• **Problem description**
Every line below that contains "this" is to be copied.

• **Task data**
▽
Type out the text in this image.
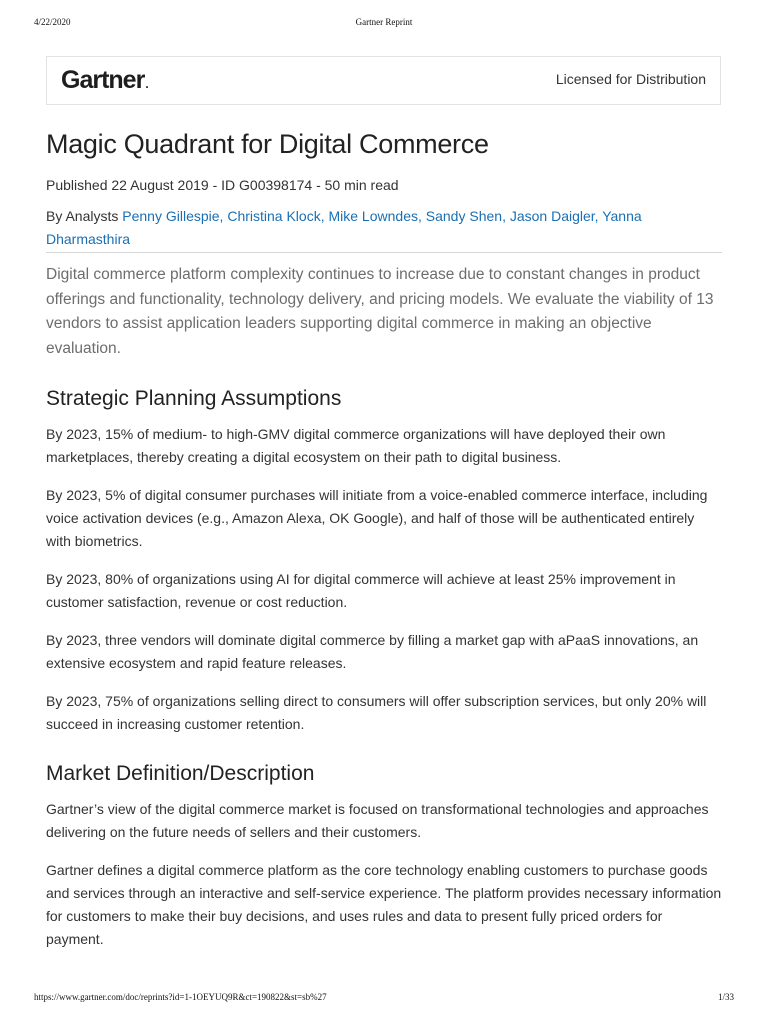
4/22/2020	Gartner Reprint
Gartner.	Licensed for Distribution
Magic Quadrant for Digital Commerce
Published 22 August 2019 - ID G00398174 - 50 min read
By Analysts Penny Gillespie, Christina Klock, Mike Lowndes, Sandy Shen, Jason Daigler, Yanna Dharmasthira
Digital commerce platform complexity continues to increase due to constant changes in product offerings and functionality, technology delivery, and pricing models. We evaluate the viability of 13 vendors to assist application leaders supporting digital commerce in making an objective evaluation.
Strategic Planning Assumptions

By 2023, 15% of medium- to high-GMV digital commerce organizations will have deployed their own marketplaces, thereby creating a digital ecosystem on their path to digital business.

By 2023, 5% of digital consumer purchases will initiate from a voice-enabled commerce interface, including voice activation devices (e.g., Amazon Alexa, OK Google), and half of those will be authenticated entirely with biometrics.

By 2023, 80% of organizations using AI for digital commerce will achieve at least 25% improvement in customer satisfaction, revenue or cost reduction.

By 2023, three vendors will dominate digital commerce by filling a market gap with aPaaS innovations, an extensive ecosystem and rapid feature releases.

By 2023, 75% of organizations selling direct to consumers will offer subscription services, but only 20% will succeed in increasing customer retention.

Market Definition/Description

Gartner’s view of the digital commerce market is focused on transformational technologies and approaches delivering on the future needs of sellers and their customers.

Gartner defines a digital commerce platform as the core technology enabling customers to purchase goods and services through an interactive and self-service experience. The platform provides necessary information for customers to make their buy decisions, and uses rules and data to present fully priced orders for payment.

https://www.gartner.com/doc/reprints?id=1-1OEYUQ9R&ct=190822&st=sb%27	1/33
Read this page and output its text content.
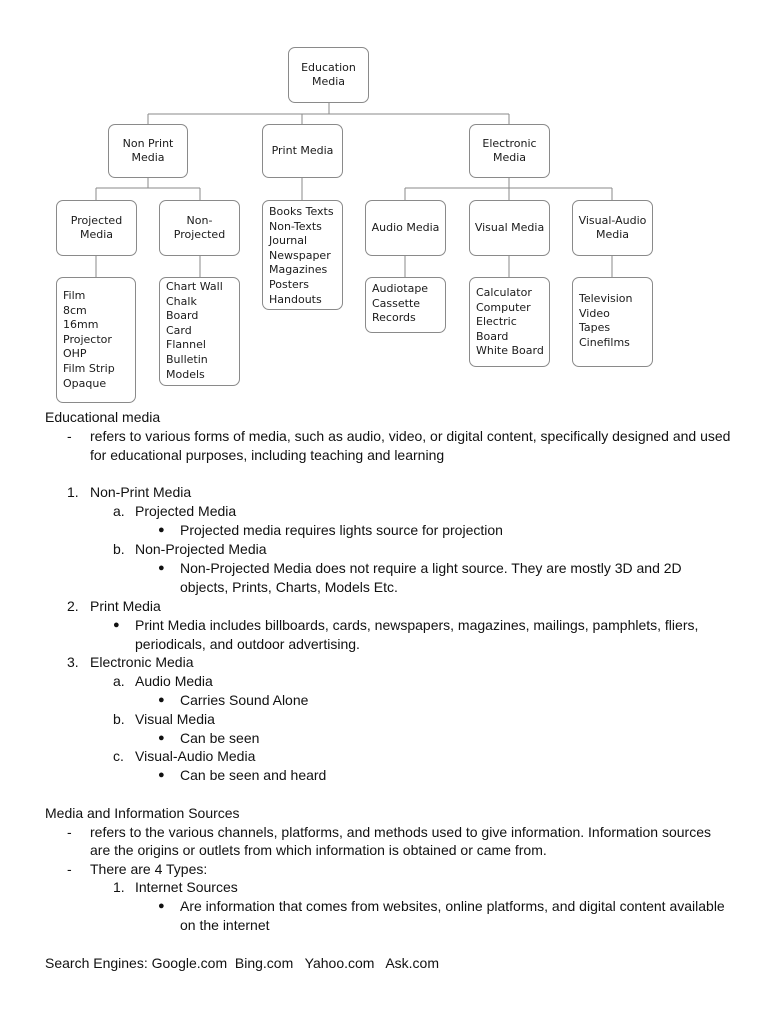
Education
Media
Non Print
Media
Print Media
Electronic
Media
Projected
Media
Non-
Projected
Audio Media	Visual Media
Visual-Audio
Media
Books Texts
Non-Texts
Journal
Newspaper
Magazines
Posters
Handouts
Film
8cm
16mm
Projector
OHP
Film Strip
Opaque
Chart Wall
Chalk
Board
Card
Flannel
Bulletin
Models
Audiotape
Cassette
Records
Calculator
Computer
Electric
Board
White Board
Television
Video
Tapes
Cinefilms
Educational media
- refers to various forms of media, such as audio, video, or digital content, specifically designed and used
for educational purposes, including teaching and learning
1. Non-Print Media
a. Projected Media
● Projected media requires lights source for projection
b. Non-Projected Media
● Non-Projected Media does not require a light source. They are mostly 3D and 2D
objects, Prints, Charts, Models Etc.
2. Print Media
● Print Media includes billboards, cards, newspapers, magazines, mailings, pamphlets, fliers,
periodicals, and outdoor advertising.
3. Electronic Media
a. Audio Media
● Carries Sound Alone
b. Visual Media
● Can be seen
c. Visual-Audio Media
● Can be seen and heard
Media and Information Sources
- refers to the various channels, platforms, and methods used to give information. Information sources
are the origins or outlets from which information is obtained or came from.
- There are 4 Types:
1. Internet Sources
● Are information that comes from websites, online platforms, and digital content available
on the internet
Search Engines: Google.com  Bing.com   Yahoo.com   Ask.com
△
• **Task result**
Type out the text in this image.
Read this page and output its text content.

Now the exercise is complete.